What you need to do:
Exactly as written, please set down all of the entries again, with no pictures.

== Dataset ==

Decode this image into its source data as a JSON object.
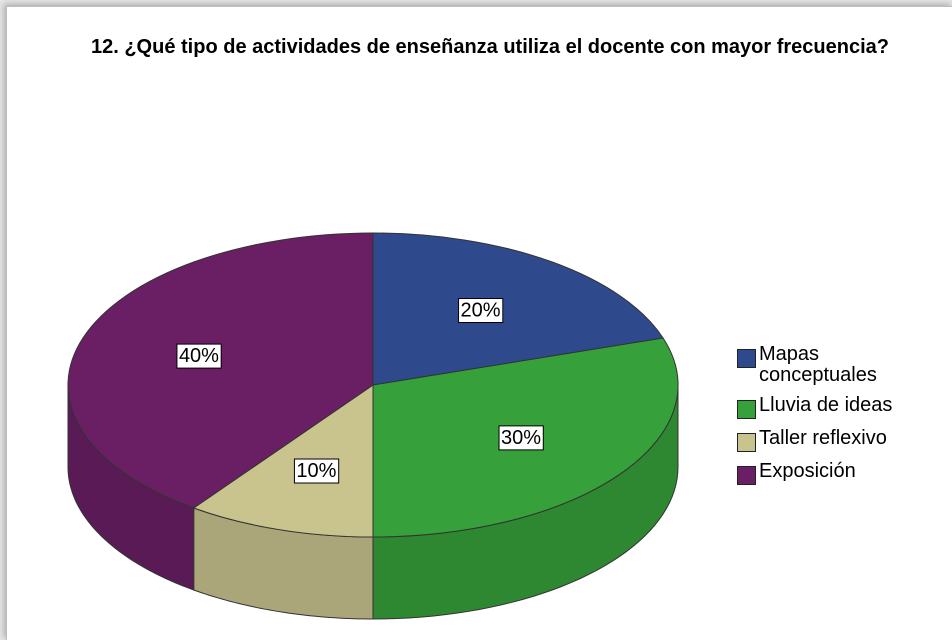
{
  "chart_data": {
    "type": "pie",
    "title": "12. ¿Qué tipo de actividades de enseñanza utiliza el docente con mayor frecuencia?",
    "categories": [
      "Mapas conceptuales",
      "Lluvia de ideas",
      "Taller reflexivo",
      "Exposición"
    ],
    "values": [
      20,
      30,
      10,
      40
    ],
    "value_labels": [
      "20%",
      "30%",
      "10%",
      "40%"
    ],
    "colors": [
      "#2f4a8c",
      "#36a03a",
      "#c9c38e",
      "#6a1f64"
    ],
    "legend": "right"
  }
}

===

Task solution:
Decode this image into its source data as a JSON object.
{
  "chart_data": {
    "type": "pie",
    "title": "12. ¿Qué tipo de actividades de enseñanza utiliza el docente con mayor frecuencia?",
    "categories": [
      "Mapas conceptuales",
      "Lluvia de ideas",
      "Taller reflexivo",
      "Exposición"
    ],
    "values": [
      20,
      30,
      10,
      40
    ],
    "value_labels": [
      "20%",
      "30%",
      "10%",
      "40%"
    ],
    "colors": [
      "#2f4a8c",
      "#36a03a",
      "#c9c38e",
      "#6a1f64"
    ],
    "legend": "right"
  }
}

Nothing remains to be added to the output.